I've got a 2.5-year-old, and another coming at the end of February. Both girls. My wife and I are basically glued to our phones or the TV or the computer 24/7, which I think has made an impression on my toddler since she has essentially given very little interest to screen time. She's passively watched quite a few things but is constantly in her own head playing with things. She's watched Jurassic Park already. "I want to watch something scary." "I want to watch dinosaurs." "I want to watch Superman/Batman/Wonder Woman." She knows the entire Justice League already. But again, she doesn't really watch. The only thing she's ever actually sat down and watched with me were the two Home Alone movies. She actually managed to stare at the TV for the first hour of both of those before getting up to do something else.
== == ==
Tasks to perform:
1 > Decide whether each statement agrees with the screen-time text. Answer yes or no for each, and quote the deciding words.
(a) Both of the children are girls.
(b) The toddler has already seen Jurassic Park.
(c) The toddler watched both Home Alone movies all the way through.
2 > Repeat the screen-time text word for word, from "I've got a 2.5-year-old, and" up to and including "do something else.".
== == ==
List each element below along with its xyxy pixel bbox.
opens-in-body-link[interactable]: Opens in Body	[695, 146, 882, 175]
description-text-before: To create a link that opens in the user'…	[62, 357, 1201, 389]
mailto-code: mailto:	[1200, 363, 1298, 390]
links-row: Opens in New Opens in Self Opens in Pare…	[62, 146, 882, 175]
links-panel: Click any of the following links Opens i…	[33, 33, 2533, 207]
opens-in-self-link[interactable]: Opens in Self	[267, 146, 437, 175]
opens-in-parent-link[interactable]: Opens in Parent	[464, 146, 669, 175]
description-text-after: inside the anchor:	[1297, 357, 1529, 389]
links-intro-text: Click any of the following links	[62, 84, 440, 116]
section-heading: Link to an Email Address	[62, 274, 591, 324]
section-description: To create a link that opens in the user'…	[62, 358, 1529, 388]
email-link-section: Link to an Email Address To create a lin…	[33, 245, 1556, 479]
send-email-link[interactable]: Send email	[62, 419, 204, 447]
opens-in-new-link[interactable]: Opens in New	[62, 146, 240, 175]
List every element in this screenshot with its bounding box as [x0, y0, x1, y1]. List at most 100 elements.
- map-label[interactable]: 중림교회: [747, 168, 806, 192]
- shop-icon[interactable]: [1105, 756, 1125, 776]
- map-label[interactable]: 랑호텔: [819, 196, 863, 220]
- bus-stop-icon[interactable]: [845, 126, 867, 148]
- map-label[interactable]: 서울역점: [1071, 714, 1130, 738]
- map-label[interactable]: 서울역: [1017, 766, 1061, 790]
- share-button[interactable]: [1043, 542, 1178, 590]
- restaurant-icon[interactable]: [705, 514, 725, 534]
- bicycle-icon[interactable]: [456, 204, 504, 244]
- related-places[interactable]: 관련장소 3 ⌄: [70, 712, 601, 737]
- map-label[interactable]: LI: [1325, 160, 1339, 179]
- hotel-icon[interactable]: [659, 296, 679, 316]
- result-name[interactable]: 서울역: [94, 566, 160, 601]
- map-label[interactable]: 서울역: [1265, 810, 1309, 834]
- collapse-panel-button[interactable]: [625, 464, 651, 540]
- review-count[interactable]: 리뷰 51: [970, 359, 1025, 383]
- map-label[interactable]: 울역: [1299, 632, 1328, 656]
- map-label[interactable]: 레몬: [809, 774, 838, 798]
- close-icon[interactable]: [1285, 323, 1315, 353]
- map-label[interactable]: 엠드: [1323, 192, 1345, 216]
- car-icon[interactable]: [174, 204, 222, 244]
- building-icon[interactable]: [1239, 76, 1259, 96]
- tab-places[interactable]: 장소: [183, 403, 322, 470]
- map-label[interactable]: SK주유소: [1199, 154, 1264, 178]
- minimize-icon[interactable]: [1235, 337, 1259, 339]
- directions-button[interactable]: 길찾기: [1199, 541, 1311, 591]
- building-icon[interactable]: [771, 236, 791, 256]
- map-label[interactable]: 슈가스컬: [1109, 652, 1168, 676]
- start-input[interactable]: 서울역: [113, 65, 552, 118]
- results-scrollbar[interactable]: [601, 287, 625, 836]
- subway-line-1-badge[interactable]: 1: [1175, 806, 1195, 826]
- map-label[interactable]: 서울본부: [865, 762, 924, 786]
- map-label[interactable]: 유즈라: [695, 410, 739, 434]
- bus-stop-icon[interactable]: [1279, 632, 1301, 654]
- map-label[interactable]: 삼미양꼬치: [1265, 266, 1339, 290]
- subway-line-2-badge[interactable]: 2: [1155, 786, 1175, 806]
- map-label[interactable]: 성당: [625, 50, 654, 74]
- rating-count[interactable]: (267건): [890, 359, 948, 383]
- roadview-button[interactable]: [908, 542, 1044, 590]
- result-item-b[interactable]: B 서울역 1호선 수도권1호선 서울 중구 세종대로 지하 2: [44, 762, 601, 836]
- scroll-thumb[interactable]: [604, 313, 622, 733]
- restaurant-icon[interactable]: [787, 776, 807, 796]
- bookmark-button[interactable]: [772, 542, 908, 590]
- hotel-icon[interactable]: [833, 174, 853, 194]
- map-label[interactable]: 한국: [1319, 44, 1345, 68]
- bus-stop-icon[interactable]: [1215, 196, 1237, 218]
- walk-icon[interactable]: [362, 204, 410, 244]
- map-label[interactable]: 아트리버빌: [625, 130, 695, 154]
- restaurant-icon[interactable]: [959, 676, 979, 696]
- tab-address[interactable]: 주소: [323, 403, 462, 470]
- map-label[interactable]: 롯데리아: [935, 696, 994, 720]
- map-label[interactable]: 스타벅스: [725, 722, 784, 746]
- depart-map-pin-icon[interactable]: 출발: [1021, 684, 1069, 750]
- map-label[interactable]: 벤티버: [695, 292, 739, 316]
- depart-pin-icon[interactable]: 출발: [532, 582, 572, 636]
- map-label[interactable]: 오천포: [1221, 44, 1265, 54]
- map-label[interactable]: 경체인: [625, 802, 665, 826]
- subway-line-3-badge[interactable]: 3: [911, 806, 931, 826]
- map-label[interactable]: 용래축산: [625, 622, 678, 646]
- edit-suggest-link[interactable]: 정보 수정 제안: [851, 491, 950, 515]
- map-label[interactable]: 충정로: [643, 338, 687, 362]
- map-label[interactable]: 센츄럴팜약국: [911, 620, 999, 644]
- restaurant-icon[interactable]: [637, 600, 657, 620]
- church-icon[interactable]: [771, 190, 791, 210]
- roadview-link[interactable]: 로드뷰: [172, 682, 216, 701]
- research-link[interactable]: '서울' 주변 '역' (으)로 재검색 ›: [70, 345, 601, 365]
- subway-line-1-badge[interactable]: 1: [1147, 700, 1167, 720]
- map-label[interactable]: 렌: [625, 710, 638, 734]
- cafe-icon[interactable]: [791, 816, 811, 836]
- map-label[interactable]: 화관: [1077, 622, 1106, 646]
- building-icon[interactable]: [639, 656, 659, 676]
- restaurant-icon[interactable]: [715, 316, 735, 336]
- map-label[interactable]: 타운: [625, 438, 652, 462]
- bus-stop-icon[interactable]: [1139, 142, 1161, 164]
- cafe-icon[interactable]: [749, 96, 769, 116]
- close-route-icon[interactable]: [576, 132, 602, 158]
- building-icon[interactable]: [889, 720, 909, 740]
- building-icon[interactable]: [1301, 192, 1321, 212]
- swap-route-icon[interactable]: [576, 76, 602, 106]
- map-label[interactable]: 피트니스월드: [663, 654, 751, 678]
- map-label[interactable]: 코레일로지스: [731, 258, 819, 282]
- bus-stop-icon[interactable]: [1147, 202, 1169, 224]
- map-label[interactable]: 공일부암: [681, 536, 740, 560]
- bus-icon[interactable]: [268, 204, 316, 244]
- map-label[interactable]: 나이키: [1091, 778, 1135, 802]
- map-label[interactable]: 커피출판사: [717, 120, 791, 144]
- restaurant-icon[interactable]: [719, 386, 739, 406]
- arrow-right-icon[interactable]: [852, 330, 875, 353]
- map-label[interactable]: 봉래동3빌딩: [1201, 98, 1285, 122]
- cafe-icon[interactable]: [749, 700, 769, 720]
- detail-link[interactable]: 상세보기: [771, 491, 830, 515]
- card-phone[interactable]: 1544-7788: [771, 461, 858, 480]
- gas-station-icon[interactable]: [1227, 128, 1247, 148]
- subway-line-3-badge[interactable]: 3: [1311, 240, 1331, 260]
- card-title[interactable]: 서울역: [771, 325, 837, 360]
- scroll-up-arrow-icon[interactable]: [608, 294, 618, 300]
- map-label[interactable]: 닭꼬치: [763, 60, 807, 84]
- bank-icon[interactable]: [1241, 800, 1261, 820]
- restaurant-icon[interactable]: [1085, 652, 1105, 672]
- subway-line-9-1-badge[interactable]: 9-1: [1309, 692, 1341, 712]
== == ==
Solutions to each task:
1 >
(a) Yes: "Both girls."
(b) Yes: "She's watched Jurassic Park already."
(c) No: "She actually managed to stare at the TV for the first hour of both of those before getting up to do something else."

2 >
I've got a 2.5-year-old, and another coming at the end of February. Both girls. My wife and I are basically glued to our phones or the TV or the computer 24/7, which I think has made an impression on my toddler since she has essentially given very little interest to screen time. She's passively watched quite a few things but is constantly in her own head playing with things. She's watched Jurassic Park already. "I want to watch something scary." "I want to watch dinosaurs." "I want to watch Superman/Batman/Wonder Woman." She knows the entire Justice League already. But again, she doesn't really watch. The only thing she's ever actually sat down and watched with me were the two Home Alone movies. She actually managed to stare at the TV for the first hour of both of those before getting up to do something else.